## [WHAT TO PRODUCE]
In the listing below, find every line containing "wird" and copy it out.
## START PROVIDED MATERIAL
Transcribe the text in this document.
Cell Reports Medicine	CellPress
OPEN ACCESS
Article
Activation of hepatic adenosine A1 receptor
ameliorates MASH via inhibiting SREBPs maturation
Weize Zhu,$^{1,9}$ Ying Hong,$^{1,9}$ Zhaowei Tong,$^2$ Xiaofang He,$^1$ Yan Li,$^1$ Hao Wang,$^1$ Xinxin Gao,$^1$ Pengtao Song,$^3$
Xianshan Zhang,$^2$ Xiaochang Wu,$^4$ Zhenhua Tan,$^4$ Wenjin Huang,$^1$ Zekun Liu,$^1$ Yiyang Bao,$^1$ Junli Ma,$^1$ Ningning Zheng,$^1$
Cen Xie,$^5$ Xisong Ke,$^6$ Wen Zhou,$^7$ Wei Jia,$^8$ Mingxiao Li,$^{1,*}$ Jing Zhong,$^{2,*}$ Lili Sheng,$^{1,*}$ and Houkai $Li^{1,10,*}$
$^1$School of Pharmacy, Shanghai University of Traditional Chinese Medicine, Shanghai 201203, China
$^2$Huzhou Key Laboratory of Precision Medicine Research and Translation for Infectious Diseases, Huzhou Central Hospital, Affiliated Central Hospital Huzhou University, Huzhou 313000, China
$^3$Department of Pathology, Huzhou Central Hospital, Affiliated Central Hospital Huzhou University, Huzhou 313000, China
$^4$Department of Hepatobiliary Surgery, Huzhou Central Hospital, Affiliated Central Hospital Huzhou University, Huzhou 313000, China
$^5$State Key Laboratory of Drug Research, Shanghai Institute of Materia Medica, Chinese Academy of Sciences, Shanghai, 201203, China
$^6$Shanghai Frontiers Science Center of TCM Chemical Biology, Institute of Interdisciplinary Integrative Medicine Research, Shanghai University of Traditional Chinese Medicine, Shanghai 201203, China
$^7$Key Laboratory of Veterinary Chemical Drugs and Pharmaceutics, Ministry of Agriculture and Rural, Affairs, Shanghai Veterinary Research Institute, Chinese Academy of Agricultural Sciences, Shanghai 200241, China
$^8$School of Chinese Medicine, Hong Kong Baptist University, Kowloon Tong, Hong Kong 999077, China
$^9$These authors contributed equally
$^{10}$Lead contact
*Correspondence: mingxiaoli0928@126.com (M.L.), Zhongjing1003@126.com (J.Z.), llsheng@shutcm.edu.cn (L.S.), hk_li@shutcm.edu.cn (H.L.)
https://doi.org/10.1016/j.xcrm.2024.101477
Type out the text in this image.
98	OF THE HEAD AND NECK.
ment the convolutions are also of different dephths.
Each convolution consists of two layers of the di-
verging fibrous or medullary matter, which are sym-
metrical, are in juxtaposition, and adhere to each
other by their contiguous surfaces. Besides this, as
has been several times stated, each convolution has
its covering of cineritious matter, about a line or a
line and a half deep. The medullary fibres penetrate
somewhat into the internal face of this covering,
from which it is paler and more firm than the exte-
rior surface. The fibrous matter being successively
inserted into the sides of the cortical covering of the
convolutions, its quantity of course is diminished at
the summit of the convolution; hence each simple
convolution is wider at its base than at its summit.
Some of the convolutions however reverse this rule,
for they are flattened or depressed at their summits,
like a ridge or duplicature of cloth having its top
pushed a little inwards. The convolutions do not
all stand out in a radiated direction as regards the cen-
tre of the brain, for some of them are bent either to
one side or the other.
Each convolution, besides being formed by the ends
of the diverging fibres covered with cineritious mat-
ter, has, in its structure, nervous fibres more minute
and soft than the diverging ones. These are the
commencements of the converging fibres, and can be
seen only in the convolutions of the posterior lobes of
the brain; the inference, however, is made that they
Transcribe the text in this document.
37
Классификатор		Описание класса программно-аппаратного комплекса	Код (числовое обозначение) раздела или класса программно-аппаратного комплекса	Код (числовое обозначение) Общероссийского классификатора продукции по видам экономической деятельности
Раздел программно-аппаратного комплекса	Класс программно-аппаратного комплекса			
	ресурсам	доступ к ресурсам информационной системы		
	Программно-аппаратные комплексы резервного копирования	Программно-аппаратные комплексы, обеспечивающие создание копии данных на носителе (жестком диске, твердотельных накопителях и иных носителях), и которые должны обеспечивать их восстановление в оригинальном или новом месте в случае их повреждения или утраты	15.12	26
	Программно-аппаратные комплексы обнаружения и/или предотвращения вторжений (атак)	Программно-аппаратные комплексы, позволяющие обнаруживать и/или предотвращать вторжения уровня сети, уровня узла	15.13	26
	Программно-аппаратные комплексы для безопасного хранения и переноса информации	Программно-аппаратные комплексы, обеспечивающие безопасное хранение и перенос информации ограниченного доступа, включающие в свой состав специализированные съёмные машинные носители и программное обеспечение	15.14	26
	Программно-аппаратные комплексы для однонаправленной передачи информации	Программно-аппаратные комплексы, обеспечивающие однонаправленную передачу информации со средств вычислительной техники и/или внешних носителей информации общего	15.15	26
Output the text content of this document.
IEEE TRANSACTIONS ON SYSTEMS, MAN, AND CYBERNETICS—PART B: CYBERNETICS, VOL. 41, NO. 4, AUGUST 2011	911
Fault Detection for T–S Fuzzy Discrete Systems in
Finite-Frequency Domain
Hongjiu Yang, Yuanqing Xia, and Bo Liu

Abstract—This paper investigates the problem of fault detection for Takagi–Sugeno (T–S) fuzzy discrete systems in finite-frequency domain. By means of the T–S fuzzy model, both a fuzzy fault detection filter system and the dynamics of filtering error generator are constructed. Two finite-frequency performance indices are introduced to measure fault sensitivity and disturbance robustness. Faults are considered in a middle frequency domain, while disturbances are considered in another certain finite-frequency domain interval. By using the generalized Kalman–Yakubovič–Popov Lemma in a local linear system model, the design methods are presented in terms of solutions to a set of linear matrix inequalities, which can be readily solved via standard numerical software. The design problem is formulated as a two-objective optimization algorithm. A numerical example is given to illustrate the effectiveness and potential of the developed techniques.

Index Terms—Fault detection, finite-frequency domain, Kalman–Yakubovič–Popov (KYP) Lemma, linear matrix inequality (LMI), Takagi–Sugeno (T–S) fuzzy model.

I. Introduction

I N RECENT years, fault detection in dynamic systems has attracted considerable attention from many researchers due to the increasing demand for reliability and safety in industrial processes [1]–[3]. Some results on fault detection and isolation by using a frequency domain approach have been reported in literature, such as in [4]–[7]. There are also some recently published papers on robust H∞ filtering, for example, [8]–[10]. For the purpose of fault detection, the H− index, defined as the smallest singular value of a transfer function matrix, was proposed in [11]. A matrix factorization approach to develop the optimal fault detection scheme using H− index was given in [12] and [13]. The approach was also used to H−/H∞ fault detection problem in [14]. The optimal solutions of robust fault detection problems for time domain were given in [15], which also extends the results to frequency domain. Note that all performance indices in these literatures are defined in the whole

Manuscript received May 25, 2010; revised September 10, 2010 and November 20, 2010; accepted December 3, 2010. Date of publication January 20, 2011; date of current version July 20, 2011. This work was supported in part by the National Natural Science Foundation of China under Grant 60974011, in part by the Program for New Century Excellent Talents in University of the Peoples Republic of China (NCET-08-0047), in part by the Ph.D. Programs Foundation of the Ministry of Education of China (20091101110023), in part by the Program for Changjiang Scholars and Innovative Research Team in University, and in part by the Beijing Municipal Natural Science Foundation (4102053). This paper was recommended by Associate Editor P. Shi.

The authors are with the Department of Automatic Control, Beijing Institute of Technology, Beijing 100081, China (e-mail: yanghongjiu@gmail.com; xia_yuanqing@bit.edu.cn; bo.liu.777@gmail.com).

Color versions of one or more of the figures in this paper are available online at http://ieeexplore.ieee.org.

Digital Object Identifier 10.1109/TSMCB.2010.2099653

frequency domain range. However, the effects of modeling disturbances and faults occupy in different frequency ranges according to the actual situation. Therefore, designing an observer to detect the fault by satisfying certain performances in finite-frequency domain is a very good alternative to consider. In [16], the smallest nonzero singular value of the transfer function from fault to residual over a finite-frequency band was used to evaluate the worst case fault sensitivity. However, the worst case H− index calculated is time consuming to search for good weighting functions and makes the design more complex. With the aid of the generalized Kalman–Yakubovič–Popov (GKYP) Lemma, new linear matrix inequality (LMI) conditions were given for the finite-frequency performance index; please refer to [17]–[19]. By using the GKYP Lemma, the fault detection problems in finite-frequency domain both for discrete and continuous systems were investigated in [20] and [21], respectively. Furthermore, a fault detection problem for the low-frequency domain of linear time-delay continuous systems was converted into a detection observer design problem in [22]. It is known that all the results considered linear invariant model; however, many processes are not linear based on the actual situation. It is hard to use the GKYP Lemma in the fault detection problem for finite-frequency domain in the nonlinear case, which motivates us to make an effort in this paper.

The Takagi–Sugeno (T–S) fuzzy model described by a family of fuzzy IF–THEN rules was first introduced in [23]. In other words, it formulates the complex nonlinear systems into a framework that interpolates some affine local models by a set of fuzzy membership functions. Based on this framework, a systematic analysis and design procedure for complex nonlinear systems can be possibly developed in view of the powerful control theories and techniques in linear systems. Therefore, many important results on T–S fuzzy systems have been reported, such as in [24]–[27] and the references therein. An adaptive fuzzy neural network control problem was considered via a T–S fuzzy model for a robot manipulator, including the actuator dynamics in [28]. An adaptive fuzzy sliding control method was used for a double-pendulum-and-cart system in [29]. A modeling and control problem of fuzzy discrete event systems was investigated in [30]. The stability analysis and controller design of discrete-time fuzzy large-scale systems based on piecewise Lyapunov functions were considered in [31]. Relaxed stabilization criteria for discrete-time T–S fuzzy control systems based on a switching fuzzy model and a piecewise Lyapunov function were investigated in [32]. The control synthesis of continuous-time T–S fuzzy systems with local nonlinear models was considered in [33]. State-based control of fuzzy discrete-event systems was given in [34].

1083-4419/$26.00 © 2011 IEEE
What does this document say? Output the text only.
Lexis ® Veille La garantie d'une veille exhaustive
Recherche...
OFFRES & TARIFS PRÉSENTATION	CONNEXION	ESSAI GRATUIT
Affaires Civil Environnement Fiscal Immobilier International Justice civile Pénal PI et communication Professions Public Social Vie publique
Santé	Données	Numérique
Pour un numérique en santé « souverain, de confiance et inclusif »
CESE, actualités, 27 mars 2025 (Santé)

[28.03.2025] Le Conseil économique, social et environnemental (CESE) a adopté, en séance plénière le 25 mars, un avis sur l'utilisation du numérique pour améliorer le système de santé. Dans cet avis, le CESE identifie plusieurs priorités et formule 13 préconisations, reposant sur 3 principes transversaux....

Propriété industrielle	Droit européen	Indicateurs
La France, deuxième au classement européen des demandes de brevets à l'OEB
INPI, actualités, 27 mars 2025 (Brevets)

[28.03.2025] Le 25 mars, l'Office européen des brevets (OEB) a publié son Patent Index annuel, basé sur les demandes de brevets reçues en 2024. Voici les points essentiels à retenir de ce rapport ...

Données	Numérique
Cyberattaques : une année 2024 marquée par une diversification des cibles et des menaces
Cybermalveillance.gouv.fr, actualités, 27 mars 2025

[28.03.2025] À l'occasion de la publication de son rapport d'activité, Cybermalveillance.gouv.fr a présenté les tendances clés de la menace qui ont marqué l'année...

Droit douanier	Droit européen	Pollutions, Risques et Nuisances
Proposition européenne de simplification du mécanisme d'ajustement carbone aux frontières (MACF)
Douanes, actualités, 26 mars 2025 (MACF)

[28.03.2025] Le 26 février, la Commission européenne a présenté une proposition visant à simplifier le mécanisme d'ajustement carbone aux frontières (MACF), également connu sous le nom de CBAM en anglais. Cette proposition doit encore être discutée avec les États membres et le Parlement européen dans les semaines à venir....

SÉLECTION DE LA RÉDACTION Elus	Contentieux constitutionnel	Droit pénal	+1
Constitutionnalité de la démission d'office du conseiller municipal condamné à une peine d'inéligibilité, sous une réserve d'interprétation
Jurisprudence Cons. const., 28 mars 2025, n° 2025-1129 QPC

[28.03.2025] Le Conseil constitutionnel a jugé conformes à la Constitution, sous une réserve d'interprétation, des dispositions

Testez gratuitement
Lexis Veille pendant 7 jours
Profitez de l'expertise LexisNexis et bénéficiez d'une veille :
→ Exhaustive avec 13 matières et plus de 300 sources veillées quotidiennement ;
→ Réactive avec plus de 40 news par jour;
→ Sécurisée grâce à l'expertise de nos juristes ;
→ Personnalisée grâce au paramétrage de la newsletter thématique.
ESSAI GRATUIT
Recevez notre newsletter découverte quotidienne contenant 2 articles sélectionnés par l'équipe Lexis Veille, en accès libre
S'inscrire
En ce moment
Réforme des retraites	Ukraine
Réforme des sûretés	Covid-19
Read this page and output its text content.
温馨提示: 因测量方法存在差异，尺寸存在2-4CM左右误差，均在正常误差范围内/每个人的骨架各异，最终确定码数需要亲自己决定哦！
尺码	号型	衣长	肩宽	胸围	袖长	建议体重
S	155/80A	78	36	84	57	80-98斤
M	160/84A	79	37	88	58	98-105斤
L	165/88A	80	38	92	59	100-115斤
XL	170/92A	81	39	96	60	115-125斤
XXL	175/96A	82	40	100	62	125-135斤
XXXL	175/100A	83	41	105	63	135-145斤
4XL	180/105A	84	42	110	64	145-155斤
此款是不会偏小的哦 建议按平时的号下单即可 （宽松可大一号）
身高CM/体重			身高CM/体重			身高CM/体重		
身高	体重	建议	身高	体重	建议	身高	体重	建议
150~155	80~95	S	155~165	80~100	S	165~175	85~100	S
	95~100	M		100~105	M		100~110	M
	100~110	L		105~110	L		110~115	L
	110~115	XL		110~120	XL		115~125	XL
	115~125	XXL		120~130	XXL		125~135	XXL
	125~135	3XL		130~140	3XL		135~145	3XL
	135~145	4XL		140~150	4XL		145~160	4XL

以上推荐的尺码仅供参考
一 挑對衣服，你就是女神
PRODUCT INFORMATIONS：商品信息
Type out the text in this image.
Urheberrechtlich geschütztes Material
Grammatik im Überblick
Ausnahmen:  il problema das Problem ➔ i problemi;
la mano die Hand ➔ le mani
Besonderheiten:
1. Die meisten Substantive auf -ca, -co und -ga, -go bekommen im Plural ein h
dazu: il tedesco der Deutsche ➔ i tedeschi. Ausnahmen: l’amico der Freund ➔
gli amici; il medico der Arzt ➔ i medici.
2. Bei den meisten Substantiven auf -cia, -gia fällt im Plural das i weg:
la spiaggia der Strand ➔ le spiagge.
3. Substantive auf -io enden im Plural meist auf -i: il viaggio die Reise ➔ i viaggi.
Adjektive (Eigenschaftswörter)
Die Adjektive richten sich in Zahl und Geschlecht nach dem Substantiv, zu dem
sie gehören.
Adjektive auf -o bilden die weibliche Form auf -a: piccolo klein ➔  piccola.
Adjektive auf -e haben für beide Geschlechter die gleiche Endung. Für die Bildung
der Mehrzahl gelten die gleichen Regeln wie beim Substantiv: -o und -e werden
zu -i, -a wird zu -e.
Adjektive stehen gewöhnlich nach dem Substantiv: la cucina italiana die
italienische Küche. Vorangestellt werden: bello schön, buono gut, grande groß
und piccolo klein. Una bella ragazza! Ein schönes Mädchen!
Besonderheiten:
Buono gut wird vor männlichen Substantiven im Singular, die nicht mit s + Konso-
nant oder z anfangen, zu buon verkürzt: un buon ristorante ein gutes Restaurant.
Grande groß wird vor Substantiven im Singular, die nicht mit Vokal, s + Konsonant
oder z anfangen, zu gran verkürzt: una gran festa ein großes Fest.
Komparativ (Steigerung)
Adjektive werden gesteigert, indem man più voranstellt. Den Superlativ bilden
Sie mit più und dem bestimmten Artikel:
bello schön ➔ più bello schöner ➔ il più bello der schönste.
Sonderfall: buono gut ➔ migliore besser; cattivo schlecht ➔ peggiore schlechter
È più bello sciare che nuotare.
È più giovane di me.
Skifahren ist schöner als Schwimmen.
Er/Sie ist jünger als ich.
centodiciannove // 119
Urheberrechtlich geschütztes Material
## END PROVIDED MATERIAL
## [FULL ANSWER]
zu -i, -a wird zu -e.
Buono gut wird vor männlichen Substantiven im Singular, die nicht mit s + Konso-
Grande groß wird vor Substantiven im Singular, die nicht mit Vokal, s + Konsonant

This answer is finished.